La reforma sobre planes de ahorro abre dudas en la compra de autos 0 km

El proyecto impulsado por el Ejecutivo propone quitar la intervención estatal sobre las administradoras de planes de ahorro. En el sector advierten que la medida podría alterar un sistema que concentra cerca del 30% de las ventas de vehículos nuevos.

La reforma sobre planes de ahorro abre dudas en la compra de autos 0 km

La intención del Gobierno de desregular los planes de ahorro previo para acceder a un auto 0 km generó preocupación en el mercado automotor, donde se la interpreta como una iniciativa capaz de modificar un esquema que hoy explica el 30% de los autos nuevos vendidos. Hasta ahora, la actividad de las administradoras está bajo regulación estatal a través de la Inspección General de Justicia (IGJ) y su Departamento Federal del Ahorro.

La normativa vigente tiene antecedentes en el decreto Nro. 142.277, de 1943, aunque los planes orientados a la compra de automóviles comenzaron a fines de los años 60 con una propuesta de Fiat conocida como Escudería 80. Desde 1975 rige una reglamentación específica que fija condiciones para autorizar administradoras, evaluar la sustentabilidad de los planes y exigir respaldo para eventuales contingencias del mercado.

Entre los requisitos actuales también se contempla que en los directorios haya personas con capacidad de decisión y experiencia en planes de ahorro. En ese marco, un director de plan de ahorro de una terminal argentina señaló a Infobae: "Más allá de ser todavía un anteproyecto de ley, y de carecer de especificaciones detalladas respecto a qué formato general tendrá la actividad en el futuro de aprobarse la reforma, lo primero que se me ocurre es que lejos de mejorar la oferta para los usuarios, solo sería abrirla a más jugadores, pero sin control de ningún tipo".

La intervención de la IGJ cumple funciones que el sector considera centrales para la protección de los ahorristas. Entre ellas figuran la fiscalización de la constitución, garantías, funcionamiento, estados contables y contratos; la exigencia de información clara sobre el valor móvil del bien, el cálculo de cuotas, la adjudicación por sorteo o licitación y los gastos de entrega; y los mecanismos de devolución de fondos ante renuncia o rescisión del plan.

**Material de estudio:**
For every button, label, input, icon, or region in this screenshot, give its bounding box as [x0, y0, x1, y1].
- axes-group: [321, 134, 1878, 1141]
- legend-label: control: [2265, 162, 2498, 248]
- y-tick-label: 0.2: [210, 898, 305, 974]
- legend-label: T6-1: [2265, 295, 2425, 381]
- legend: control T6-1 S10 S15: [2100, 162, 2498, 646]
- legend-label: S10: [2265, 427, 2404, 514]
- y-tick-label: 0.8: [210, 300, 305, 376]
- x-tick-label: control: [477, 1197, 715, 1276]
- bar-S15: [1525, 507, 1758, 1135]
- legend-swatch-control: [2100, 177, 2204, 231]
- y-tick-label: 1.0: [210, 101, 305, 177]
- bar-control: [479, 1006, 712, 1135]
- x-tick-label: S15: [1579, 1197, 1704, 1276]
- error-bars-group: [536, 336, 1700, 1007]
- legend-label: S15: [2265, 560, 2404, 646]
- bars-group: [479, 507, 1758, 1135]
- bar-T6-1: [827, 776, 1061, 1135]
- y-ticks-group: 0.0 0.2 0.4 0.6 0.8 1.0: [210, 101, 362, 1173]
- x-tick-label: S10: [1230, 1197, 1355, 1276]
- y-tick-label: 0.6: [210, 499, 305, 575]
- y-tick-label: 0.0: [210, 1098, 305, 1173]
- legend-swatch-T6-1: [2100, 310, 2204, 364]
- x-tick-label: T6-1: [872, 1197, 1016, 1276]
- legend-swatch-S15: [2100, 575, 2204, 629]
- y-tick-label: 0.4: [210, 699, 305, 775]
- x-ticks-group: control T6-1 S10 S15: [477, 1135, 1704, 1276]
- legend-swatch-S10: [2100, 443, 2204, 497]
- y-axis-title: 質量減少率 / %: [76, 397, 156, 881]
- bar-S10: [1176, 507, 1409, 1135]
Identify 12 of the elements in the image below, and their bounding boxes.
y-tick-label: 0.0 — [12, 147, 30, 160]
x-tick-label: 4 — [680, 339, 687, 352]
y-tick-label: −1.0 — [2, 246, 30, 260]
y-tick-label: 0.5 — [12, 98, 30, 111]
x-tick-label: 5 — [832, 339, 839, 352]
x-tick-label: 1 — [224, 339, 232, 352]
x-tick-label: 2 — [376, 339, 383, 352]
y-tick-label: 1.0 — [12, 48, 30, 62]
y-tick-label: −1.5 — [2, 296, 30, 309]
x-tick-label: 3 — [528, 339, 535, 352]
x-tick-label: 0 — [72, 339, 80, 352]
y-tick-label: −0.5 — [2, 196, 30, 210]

**Pruébalo:**
Transcribe sin ningún cambio el pasaje del texto sobre los planes de ahorro que empieza en "La normativa vigente" y termina en "contingencias del mercado.".

**Espacio de respuesta:**
La normativa vigente tiene antecedentes en el decreto Nro. 142.277, de 1943, aunque los planes orientados a la compra de automóviles comenzaron a fines de los años 60 con una propuesta de Fiat conocida como Escudería 80. Desde 1975 rige una reglamentación específica que fija condiciones para autorizar administradoras, evaluar la sustentabilidad de los planes y exigir respaldo para eventuales contingencias del mercado.